* _Exercise prompt_
Retype each entry below, keeping every character the same.

#### Available data

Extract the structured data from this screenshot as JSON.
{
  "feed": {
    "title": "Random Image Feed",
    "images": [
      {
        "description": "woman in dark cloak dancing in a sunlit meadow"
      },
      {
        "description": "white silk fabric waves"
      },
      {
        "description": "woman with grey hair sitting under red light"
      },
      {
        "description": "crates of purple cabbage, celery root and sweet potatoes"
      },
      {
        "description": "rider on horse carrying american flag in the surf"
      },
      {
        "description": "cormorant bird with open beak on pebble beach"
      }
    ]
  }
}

########

* _Response to this task_
Extract the structured data from this screenshot as JSON.
{
  "feed": {
    "title": "Random Image Feed",
    "images": [
      {
        "description": "woman in dark cloak dancing in a sunlit meadow"
      },
      {
        "description": "white silk fabric waves"
      },
      {
        "description": "woman with grey hair sitting under red light"
      },
      {
        "description": "crates of purple cabbage, celery root and sweet potatoes"
      },
      {
        "description": "rider on horse carrying american flag in the surf"
      },
      {
        "description": "cormorant bird with open beak on pebble beach"
      }
    ]
  }
}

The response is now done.